• **Task requirements**:
Locate the line that contains "OCR this image.". Copy it and every following line through the end of the records, exactly, and include nothing else.

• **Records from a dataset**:

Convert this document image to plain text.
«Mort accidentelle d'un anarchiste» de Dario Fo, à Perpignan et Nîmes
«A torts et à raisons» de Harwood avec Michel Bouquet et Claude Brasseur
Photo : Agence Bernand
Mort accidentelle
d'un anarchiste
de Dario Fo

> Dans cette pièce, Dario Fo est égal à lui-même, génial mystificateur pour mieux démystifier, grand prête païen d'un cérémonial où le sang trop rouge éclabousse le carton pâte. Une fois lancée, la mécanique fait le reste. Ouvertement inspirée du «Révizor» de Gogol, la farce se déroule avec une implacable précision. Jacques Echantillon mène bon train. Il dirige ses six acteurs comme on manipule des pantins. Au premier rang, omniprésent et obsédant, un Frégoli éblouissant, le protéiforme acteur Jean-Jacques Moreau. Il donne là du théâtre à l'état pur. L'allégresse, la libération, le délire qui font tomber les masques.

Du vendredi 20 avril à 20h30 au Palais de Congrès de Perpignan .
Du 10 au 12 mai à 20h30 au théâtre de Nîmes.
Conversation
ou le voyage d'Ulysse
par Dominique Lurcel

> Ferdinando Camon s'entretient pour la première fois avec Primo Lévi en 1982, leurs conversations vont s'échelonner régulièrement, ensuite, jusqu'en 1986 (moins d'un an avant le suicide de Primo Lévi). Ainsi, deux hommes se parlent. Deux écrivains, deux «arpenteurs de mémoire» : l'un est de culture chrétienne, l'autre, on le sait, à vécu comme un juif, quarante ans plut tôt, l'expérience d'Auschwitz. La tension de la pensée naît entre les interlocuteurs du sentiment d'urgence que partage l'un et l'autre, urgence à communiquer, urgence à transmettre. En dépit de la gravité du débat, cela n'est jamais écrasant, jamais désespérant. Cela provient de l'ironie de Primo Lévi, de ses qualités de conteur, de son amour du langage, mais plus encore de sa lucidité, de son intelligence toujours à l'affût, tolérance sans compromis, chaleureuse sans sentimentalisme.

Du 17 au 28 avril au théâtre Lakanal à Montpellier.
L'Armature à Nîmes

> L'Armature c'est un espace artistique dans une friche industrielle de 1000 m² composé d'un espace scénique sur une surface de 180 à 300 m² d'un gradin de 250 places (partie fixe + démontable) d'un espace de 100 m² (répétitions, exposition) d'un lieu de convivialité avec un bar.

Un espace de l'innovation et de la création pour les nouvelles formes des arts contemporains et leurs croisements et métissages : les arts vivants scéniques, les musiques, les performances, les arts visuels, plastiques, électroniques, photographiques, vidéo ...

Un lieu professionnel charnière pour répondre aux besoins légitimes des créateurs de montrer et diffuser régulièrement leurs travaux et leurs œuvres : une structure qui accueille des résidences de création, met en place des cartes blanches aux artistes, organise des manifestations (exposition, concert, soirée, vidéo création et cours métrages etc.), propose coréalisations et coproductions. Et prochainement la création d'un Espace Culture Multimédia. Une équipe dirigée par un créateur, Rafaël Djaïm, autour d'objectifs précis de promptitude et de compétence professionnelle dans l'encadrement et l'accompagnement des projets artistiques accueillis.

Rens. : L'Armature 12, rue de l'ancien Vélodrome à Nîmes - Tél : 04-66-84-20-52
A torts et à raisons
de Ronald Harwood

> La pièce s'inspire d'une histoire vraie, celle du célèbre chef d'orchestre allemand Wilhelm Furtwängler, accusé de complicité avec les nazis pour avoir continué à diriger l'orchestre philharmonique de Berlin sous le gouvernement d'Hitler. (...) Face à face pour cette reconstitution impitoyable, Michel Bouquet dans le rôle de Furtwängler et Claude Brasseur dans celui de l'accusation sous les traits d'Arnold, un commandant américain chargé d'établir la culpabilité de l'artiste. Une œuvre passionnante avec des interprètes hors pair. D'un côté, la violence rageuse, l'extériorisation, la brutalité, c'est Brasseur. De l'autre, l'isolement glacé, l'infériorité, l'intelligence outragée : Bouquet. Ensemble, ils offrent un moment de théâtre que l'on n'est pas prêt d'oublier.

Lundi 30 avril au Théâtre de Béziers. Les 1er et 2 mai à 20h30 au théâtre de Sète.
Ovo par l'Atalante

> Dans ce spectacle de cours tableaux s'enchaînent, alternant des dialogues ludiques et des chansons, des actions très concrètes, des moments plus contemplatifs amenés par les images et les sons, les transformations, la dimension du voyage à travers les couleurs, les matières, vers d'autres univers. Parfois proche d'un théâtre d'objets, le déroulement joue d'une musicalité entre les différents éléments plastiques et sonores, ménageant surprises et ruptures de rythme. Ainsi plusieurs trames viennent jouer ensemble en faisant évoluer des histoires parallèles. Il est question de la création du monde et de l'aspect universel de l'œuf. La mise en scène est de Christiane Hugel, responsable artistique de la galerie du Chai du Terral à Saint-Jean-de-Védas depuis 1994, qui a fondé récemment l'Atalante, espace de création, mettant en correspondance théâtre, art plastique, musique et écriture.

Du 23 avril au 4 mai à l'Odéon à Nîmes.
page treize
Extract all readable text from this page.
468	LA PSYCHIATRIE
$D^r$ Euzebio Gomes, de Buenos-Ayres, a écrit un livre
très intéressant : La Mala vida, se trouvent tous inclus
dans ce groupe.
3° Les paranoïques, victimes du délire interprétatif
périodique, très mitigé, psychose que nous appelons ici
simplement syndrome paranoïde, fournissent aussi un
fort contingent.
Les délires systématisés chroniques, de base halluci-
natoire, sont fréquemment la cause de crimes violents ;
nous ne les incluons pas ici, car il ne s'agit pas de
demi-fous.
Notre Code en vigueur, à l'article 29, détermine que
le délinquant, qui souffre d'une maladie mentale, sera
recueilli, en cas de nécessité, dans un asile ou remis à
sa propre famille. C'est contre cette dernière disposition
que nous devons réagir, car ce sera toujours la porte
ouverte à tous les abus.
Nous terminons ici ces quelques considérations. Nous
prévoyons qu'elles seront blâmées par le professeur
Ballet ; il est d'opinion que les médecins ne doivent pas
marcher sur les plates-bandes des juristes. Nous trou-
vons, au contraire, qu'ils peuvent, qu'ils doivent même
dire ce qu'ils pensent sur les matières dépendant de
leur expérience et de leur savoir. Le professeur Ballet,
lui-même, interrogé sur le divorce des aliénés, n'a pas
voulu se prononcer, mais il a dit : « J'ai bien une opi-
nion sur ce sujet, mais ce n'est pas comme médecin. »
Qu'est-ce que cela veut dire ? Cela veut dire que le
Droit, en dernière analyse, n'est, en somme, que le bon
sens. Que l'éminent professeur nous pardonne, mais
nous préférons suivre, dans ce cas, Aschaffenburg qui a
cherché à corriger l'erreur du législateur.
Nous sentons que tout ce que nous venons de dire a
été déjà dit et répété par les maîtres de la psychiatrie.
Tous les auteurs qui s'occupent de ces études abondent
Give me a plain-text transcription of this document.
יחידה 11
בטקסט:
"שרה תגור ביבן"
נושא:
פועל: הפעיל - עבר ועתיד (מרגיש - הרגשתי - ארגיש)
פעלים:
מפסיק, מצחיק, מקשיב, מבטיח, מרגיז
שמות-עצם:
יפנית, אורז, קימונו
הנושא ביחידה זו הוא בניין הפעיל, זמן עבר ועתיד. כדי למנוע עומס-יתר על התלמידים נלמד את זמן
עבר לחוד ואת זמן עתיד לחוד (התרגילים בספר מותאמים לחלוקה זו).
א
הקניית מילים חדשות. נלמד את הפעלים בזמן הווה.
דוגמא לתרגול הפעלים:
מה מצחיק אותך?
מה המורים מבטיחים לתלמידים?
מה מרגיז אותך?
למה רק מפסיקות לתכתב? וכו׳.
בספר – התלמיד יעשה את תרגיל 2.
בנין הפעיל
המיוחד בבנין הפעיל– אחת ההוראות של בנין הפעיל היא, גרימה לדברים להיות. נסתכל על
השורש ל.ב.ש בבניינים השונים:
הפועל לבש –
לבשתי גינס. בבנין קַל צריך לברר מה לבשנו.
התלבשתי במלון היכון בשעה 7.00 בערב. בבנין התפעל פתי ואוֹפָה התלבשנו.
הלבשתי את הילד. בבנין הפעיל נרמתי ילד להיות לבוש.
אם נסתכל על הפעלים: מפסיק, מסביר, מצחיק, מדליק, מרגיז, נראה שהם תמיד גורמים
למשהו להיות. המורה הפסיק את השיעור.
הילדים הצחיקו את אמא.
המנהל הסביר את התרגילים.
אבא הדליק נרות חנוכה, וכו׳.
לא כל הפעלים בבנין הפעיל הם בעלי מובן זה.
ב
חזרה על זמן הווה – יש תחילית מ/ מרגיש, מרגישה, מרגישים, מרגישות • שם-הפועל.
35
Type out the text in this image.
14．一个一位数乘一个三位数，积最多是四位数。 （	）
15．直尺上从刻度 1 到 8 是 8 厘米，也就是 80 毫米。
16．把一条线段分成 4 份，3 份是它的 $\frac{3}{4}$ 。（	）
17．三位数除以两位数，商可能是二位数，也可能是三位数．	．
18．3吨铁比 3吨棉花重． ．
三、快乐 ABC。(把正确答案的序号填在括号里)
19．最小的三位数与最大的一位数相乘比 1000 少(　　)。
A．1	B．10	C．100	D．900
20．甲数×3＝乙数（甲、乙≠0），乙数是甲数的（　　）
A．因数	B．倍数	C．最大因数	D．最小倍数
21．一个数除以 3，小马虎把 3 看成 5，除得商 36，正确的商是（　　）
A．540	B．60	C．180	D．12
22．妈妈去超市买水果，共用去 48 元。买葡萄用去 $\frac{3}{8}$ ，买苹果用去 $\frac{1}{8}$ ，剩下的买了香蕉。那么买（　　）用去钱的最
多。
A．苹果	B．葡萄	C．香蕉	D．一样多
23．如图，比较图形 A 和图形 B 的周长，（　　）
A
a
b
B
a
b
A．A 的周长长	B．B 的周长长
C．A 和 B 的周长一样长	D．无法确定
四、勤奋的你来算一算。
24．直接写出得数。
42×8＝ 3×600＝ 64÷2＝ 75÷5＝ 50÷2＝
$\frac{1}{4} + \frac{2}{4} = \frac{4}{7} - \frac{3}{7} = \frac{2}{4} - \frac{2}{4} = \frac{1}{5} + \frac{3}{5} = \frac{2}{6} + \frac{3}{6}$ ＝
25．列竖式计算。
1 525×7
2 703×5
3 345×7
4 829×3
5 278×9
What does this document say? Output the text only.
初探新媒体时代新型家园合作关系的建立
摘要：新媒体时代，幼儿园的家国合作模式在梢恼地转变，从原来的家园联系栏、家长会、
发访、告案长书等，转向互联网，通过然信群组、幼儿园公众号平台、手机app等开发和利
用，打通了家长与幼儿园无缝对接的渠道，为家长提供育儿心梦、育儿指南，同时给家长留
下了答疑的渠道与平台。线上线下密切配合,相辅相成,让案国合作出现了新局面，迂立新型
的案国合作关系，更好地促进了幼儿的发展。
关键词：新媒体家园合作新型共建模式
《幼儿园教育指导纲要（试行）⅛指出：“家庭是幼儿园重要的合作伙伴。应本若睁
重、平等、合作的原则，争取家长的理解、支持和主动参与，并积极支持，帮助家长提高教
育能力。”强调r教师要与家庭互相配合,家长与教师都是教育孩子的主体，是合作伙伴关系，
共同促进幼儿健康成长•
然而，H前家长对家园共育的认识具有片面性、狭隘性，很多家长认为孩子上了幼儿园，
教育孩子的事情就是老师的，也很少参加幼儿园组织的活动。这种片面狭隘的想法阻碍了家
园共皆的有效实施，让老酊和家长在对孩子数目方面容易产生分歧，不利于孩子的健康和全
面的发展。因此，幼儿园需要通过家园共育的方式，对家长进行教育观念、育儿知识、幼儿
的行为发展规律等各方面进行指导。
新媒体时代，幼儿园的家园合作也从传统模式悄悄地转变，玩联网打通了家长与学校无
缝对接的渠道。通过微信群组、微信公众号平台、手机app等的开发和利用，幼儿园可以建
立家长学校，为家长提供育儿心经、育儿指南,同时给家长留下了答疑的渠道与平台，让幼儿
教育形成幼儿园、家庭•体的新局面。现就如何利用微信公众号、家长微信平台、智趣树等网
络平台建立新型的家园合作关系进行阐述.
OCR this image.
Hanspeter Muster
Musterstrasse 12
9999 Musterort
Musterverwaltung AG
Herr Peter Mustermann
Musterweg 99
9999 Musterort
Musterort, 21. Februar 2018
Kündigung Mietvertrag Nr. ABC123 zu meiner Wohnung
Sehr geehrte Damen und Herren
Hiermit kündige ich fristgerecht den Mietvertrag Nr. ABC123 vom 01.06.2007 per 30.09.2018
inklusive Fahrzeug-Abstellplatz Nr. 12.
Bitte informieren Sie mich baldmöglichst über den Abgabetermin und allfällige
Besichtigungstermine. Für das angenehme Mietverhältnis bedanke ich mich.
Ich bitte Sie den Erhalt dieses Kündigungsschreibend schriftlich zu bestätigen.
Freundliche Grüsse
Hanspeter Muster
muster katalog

• **Written solution**:
OCR this image.
Hanspeter Muster
Musterstrasse 12
9999 Musterort
Musterverwaltung AG
Herr Peter Mustermann
Musterweg 99
9999 Musterort
Musterort, 21. Februar 2018
Kündigung Mietvertrag Nr. ABC123 zu meiner Wohnung
Sehr geehrte Damen und Herren
Hiermit kündige ich fristgerecht den Mietvertrag Nr. ABC123 vom 01.06.2007 per 30.09.2018
inklusive Fahrzeug-Abstellplatz Nr. 12.
Bitte informieren Sie mich baldmöglichst über den Abgabetermin und allfällige
Besichtigungstermine. Für das angenehme Mietverhältnis bedanke ich mich.
Ich bitte Sie den Erhalt dieses Kündigungsschreibend schriftlich zu bestätigen.
Freundliche Grüsse
Hanspeter Muster
muster katalog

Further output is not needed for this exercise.